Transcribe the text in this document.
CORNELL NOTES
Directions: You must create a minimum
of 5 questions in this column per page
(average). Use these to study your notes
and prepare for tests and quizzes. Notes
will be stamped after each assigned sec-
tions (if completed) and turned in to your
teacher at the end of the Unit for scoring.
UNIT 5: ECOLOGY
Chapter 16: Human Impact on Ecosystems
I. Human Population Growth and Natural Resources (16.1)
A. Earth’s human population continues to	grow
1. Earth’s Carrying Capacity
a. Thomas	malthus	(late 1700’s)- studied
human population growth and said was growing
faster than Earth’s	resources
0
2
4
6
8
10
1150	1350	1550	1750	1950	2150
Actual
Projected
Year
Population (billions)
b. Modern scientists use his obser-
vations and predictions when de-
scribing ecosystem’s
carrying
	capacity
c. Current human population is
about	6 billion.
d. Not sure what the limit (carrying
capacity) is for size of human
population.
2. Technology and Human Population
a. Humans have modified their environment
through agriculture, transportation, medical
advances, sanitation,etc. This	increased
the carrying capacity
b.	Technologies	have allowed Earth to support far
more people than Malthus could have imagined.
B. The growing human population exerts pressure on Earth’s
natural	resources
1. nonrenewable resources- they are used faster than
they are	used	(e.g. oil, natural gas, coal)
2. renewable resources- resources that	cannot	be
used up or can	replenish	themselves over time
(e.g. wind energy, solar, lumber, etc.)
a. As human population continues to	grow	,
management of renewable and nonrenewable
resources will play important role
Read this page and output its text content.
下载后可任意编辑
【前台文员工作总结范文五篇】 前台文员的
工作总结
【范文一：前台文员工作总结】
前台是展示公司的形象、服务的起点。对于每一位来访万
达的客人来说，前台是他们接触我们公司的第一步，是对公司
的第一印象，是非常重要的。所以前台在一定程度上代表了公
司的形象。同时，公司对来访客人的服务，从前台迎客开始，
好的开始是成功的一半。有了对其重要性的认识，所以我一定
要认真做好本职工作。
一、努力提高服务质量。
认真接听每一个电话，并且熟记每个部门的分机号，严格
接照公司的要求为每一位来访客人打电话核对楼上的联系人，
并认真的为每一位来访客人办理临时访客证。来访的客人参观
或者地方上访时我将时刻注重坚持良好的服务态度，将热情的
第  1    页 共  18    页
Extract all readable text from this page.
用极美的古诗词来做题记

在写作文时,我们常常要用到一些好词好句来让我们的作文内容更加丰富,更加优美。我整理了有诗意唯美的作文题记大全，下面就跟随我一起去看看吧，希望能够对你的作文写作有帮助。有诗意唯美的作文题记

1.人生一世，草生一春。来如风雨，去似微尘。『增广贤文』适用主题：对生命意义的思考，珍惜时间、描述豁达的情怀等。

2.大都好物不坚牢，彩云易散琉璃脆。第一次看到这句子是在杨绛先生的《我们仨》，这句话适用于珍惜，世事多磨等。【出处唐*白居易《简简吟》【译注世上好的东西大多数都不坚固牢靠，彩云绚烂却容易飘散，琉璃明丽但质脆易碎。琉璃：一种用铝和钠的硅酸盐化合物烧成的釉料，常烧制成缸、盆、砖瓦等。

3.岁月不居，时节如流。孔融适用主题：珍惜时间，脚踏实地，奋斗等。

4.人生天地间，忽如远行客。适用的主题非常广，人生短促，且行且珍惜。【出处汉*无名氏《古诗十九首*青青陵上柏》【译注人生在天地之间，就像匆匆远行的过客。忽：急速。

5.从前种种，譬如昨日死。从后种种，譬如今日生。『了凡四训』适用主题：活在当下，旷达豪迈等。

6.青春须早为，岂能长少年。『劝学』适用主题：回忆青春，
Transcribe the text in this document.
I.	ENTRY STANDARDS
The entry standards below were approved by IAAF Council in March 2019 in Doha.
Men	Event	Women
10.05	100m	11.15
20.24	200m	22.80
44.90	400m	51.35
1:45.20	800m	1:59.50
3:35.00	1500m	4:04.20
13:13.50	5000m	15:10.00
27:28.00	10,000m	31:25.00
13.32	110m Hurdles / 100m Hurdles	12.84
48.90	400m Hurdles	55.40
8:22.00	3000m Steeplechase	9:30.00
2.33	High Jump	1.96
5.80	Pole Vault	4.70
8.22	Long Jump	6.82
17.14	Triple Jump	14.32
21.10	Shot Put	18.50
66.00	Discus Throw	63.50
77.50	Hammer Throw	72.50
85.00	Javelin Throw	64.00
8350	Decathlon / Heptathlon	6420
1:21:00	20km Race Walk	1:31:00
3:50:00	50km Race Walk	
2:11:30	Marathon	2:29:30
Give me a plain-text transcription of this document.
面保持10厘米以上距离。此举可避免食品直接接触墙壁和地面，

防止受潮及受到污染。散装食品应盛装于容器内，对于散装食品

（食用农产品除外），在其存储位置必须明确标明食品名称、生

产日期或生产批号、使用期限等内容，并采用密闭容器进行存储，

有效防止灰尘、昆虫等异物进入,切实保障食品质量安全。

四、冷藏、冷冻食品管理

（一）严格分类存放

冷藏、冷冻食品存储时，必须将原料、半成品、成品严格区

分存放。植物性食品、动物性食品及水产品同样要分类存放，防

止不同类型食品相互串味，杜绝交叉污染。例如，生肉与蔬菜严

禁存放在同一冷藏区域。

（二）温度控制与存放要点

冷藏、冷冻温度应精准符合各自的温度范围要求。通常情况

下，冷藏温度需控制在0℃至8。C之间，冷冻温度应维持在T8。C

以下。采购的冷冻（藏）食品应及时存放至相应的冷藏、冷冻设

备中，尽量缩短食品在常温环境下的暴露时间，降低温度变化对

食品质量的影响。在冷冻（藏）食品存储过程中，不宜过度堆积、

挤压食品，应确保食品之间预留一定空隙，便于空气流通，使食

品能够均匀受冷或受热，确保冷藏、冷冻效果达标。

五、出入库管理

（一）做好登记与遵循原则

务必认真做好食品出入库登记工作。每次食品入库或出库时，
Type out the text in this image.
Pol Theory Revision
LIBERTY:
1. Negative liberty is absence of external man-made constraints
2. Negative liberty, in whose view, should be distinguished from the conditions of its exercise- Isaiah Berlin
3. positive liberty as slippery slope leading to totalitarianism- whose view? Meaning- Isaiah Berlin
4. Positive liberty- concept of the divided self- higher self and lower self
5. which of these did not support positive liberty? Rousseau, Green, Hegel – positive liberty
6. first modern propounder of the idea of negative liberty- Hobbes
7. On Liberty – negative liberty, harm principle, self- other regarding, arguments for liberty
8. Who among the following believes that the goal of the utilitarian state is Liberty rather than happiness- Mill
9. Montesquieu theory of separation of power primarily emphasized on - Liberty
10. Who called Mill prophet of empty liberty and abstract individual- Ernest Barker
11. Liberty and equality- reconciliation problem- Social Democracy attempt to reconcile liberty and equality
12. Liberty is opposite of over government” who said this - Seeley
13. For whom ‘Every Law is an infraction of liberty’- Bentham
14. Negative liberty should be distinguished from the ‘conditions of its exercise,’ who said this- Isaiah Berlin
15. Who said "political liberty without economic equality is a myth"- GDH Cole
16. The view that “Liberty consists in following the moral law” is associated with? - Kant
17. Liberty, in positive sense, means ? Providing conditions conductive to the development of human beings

To be done:
Quote every entry exactly.

Written solution:
Transcribe the text in this document.
CORNELL NOTES
Directions: You must create a minimum
of 5 questions in this column per page
(average). Use these to study your notes
and prepare for tests and quizzes. Notes
will be stamped after each assigned sec-
tions (if completed) and turned in to your
teacher at the end of the Unit for scoring.
UNIT 5: ECOLOGY
Chapter 16: Human Impact on Ecosystems
I. Human Population Growth and Natural Resources (16.1)
A. Earth’s human population continues to	grow
1. Earth’s Carrying Capacity
a. Thomas	malthus	(late 1700’s)- studied
human population growth and said was growing
faster than Earth’s	resources
0
2
4
6
8
10
1150	1350	1550	1750	1950	2150
Actual
Projected
Year
Population (billions)
b. Modern scientists use his obser-
vations and predictions when de-
scribing ecosystem’s
carrying
	capacity
c. Current human population is
about	6 billion.
d. Not sure what the limit (carrying
capacity) is for size of human
population.
2. Technology and Human Population
a. Humans have modified their environment
through agriculture, transportation, medical
advances, sanitation,etc. This	increased
the carrying capacity
b.	Technologies	have allowed Earth to support far
more people than Malthus could have imagined.
B. The growing human population exerts pressure on Earth’s
natural	resources
1. nonrenewable resources- they are used faster than
they are	used	(e.g. oil, natural gas, coal)
2. renewable resources- resources that	cannot	be
used up or can	replenish	themselves over time
(e.g. wind energy, solar, lumber, etc.)
a. As human population continues to	grow	,
management of renewable and nonrenewable
resources will play important role
Read this page and output its text content.
下载后可任意编辑
【前台文员工作总结范文五篇】 前台文员的
工作总结
【范文一：前台文员工作总结】
前台是展示公司的形象、服务的起点。对于每一位来访万
达的客人来说，前台是他们接触我们公司的第一步，是对公司
的第一印象，是非常重要的。所以前台在一定程度上代表了公
司的形象。同时，公司对来访客人的服务，从前台迎客开始，
好的开始是成功的一半。有了对其重要性的认识，所以我一定
要认真做好本职工作。
一、努力提高服务质量。
认真接听每一个电话，并且熟记每个部门的分机号，严格
接照公司的要求为每一位来访客人打电话核对楼上的联系人，
并认真的为每一位来访客人办理临时访客证。来访的客人参观
或者地方上访时我将时刻注重坚持良好的服务态度，将热情的
第  1    页 共  18    页
Extract all readable text from this page.
用极美的古诗词来做题记

在写作文时,我们常常要用到一些好词好句来让我们的作文内容更加丰富,更加优美。我整理了有诗意唯美的作文题记大全，下面就跟随我一起去看看吧，希望能够对你的作文写作有帮助。有诗意唯美的作文题记

1.人生一世，草生一春。来如风雨，去似微尘。『增广贤文』适用主题：对生命意义的思考，珍惜时间、描述豁达的情怀等。

2.大都好物不坚牢，彩云易散琉璃脆。第一次看到这句子是在杨绛先生的《我们仨》，这句话适用于珍惜，世事多磨等。【出处唐*白居易《简简吟》【译注世上好的东西大多数都不坚固牢靠，彩云绚烂却容易飘散，琉璃明丽但质脆易碎。琉璃：一种用铝和钠的硅酸盐化合物烧成的釉料，常烧制成缸、盆、砖瓦等。

3.岁月不居，时节如流。孔融适用主题：珍惜时间，脚踏实地，奋斗等。

4.人生天地间，忽如远行客。适用的主题非常广，人生短促，且行且珍惜。【出处汉*无名氏《古诗十九首*青青陵上柏》【译注人生在天地之间，就像匆匆远行的过客。忽：急速。

5.从前种种，譬如昨日死。从后种种，譬如今日生。『了凡四训』适用主题：活在当下，旷达豪迈等。

6.青春须早为，岂能长少年。『劝学』适用主题：回忆青春，
Transcribe the text in this document.
I.	ENTRY STANDARDS
The entry standards below were approved by IAAF Council in March 2019 in Doha.
Men	Event	Women
10.05	100m	11.15
20.24	200m	22.80
44.90	400m	51.35
1:45.20	800m	1:59.50
3:35.00	1500m	4:04.20
13:13.50	5000m	15:10.00
27:28.00	10,000m	31:25.00
13.32	110m Hurdles / 100m Hurdles	12.84
48.90	400m Hurdles	55.40
8:22.00	3000m Steeplechase	9:30.00
2.33	High Jump	1.96
5.80	Pole Vault	4.70
8.22	Long Jump	6.82
17.14	Triple Jump	14.32
21.10	Shot Put	18.50
66.00	Discus Throw	63.50
77.50	Hammer Throw	72.50
85.00	Javelin Throw	64.00
8350	Decathlon / Heptathlon	6420
1:21:00	20km Race Walk	1:31:00
3:50:00	50km Race Walk	
2:11:30	Marathon	2:29:30
Give me a plain-text transcription of this document.
面保持10厘米以上距离。此举可避免食品直接接触墙壁和地面，

防止受潮及受到污染。散装食品应盛装于容器内，对于散装食品

（食用农产品除外），在其存储位置必须明确标明食品名称、生

产日期或生产批号、使用期限等内容，并采用密闭容器进行存储，

有效防止灰尘、昆虫等异物进入,切实保障食品质量安全。

四、冷藏、冷冻食品管理

（一）严格分类存放

冷藏、冷冻食品存储时，必须将原料、半成品、成品严格区

分存放。植物性食品、动物性食品及水产品同样要分类存放，防

止不同类型食品相互串味，杜绝交叉污染。例如，生肉与蔬菜严

禁存放在同一冷藏区域。

（二）温度控制与存放要点

冷藏、冷冻温度应精准符合各自的温度范围要求。通常情况

下，冷藏温度需控制在0℃至8。C之间，冷冻温度应维持在T8。C

以下。采购的冷冻（藏）食品应及时存放至相应的冷藏、冷冻设

备中，尽量缩短食品在常温环境下的暴露时间，降低温度变化对

食品质量的影响。在冷冻（藏）食品存储过程中，不宜过度堆积、

挤压食品，应确保食品之间预留一定空隙，便于空气流通，使食

品能够均匀受冷或受热，确保冷藏、冷冻效果达标。

五、出入库管理

（一）做好登记与遵循原则

务必认真做好食品出入库登记工作。每次食品入库或出库时，
Type out the text in this image.
Pol Theory Revision
LIBERTY:
1. Negative liberty is absence of external man-made constraints
2. Negative liberty, in whose view, should be distinguished from the conditions of its exercise- Isaiah Berlin
3. positive liberty as slippery slope leading to totalitarianism- whose view? Meaning- Isaiah Berlin
4. Positive liberty- concept of the divided self- higher self and lower self
5. which of these did not support positive liberty? Rousseau, Green, Hegel – positive liberty
6. first modern propounder of the idea of negative liberty- Hobbes
7. On Liberty – negative liberty, harm principle, self- other regarding, arguments for liberty
8. Who among the following believes that the goal of the utilitarian state is Liberty rather than happiness- Mill
9. Montesquieu theory of separation of power primarily emphasized on - Liberty
10. Who called Mill prophet of empty liberty and abstract individual- Ernest Barker
11. Liberty and equality- reconciliation problem- Social Democracy attempt to reconcile liberty and equality
12. Liberty is opposite of over government” who said this - Seeley
13. For whom ‘Every Law is an infraction of liberty’- Bentham
14. Negative liberty should be distinguished from the ‘conditions of its exercise,’ who said this- Isaiah Berlin
15. Who said "political liberty without economic equality is a myth"- GDH Cole
16. The view that “Liberty consists in following the moral law” is associated with? - Kant
17. Liberty, in positive sense, means ? Providing conditions conductive to the development of human beings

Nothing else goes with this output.